▶ WRITTEN TASK: Count the lines below that contain the word "this", and report only that number.

▶ Recorded data:
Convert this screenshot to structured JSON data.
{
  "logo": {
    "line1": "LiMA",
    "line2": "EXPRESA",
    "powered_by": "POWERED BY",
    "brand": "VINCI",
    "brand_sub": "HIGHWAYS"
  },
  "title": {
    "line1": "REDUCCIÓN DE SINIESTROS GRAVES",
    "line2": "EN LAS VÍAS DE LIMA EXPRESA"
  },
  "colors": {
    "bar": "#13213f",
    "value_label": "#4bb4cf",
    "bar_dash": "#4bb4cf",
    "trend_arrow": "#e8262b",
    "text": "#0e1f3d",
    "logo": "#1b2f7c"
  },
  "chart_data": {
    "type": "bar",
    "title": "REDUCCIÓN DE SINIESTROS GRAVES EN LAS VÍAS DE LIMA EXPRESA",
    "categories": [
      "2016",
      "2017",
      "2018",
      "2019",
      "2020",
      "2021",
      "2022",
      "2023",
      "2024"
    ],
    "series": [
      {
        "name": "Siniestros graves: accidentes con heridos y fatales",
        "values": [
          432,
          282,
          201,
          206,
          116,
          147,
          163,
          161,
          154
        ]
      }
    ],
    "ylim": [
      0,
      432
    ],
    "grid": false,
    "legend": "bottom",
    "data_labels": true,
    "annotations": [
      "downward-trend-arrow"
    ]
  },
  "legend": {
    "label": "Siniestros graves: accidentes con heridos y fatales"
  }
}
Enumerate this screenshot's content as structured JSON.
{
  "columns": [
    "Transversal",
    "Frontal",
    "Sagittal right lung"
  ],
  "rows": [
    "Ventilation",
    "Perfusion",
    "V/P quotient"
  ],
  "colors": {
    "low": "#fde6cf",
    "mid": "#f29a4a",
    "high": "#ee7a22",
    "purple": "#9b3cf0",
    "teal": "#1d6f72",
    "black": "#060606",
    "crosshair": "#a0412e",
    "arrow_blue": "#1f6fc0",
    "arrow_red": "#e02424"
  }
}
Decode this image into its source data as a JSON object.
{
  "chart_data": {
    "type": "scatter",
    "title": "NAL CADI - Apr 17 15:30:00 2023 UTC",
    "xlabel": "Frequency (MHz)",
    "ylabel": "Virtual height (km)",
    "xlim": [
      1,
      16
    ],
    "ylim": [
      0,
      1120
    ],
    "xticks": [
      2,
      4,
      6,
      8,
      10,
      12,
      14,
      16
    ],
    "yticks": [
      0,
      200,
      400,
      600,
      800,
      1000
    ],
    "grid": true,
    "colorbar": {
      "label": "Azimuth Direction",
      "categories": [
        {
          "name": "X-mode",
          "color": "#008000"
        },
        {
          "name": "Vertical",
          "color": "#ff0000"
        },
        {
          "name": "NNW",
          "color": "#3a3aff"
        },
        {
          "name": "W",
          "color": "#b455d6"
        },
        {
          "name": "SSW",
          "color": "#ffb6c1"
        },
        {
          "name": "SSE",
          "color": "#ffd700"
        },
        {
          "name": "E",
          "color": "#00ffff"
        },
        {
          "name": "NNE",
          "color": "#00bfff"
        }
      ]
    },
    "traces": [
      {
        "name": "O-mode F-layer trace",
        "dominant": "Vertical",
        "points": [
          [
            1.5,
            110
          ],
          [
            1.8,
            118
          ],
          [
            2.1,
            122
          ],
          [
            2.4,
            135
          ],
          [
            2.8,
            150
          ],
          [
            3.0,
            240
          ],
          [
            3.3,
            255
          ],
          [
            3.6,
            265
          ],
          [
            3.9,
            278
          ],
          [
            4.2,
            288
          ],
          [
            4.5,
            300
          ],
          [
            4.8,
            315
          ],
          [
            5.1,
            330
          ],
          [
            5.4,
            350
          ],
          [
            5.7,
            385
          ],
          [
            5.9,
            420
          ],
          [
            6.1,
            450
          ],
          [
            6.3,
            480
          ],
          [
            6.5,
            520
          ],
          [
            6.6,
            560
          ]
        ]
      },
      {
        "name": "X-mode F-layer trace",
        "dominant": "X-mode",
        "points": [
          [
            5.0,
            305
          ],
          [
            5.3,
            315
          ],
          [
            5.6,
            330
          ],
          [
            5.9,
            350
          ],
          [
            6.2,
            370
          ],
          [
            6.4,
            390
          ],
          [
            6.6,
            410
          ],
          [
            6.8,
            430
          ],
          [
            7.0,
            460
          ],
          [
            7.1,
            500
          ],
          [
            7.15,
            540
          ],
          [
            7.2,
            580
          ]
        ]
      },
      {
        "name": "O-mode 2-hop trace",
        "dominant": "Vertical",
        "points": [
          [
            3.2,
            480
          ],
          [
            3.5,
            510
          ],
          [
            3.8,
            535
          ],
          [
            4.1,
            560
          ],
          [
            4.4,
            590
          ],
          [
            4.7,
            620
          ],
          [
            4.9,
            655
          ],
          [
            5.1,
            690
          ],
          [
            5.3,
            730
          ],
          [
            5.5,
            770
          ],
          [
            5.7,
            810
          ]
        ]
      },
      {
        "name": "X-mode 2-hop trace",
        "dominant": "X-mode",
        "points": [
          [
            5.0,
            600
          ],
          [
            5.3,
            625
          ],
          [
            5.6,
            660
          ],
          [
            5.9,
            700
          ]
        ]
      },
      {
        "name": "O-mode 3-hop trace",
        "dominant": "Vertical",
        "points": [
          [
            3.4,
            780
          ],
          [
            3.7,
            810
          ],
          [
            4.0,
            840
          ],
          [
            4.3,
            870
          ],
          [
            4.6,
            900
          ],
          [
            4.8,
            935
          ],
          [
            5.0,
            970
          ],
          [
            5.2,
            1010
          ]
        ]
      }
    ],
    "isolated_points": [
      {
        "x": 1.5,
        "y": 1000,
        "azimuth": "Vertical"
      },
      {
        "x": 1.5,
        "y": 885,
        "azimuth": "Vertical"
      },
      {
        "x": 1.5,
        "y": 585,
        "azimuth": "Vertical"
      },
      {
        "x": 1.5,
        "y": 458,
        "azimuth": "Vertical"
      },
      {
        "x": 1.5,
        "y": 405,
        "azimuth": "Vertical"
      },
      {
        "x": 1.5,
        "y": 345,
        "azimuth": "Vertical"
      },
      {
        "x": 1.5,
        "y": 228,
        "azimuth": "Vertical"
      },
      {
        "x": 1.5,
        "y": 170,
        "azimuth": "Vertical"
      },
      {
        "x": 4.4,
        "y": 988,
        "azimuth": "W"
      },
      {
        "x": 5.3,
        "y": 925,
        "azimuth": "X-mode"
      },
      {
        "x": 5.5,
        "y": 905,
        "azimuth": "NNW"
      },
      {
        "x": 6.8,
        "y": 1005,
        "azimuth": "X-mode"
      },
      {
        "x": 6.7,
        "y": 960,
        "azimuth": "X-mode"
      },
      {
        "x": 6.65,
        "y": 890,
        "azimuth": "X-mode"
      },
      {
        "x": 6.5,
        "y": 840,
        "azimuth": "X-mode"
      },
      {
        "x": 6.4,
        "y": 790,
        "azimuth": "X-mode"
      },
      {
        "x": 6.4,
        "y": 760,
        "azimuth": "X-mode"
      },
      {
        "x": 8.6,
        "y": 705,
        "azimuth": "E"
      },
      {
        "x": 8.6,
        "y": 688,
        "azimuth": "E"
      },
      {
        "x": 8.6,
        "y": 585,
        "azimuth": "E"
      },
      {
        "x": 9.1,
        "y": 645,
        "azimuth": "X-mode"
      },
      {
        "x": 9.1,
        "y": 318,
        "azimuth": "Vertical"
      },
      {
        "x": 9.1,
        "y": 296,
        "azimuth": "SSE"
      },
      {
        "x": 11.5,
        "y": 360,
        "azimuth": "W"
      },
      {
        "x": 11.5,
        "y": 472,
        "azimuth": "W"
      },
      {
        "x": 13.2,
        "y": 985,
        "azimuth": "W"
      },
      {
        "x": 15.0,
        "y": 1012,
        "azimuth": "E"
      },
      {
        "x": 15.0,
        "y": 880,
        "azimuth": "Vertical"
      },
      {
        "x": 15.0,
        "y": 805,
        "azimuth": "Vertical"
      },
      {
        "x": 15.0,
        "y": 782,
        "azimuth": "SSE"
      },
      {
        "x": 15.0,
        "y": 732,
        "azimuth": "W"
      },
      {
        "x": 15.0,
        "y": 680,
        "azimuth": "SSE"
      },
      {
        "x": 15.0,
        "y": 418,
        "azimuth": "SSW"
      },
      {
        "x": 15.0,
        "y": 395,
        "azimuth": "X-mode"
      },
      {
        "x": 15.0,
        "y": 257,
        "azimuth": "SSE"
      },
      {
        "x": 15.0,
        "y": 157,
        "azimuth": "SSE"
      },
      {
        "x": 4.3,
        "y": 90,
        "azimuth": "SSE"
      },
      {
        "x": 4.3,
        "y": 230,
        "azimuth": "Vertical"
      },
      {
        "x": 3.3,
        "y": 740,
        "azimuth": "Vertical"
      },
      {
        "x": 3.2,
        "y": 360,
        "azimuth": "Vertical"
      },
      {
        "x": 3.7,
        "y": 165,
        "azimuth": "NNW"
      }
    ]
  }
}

▶ EXERCISE ANSWER: 3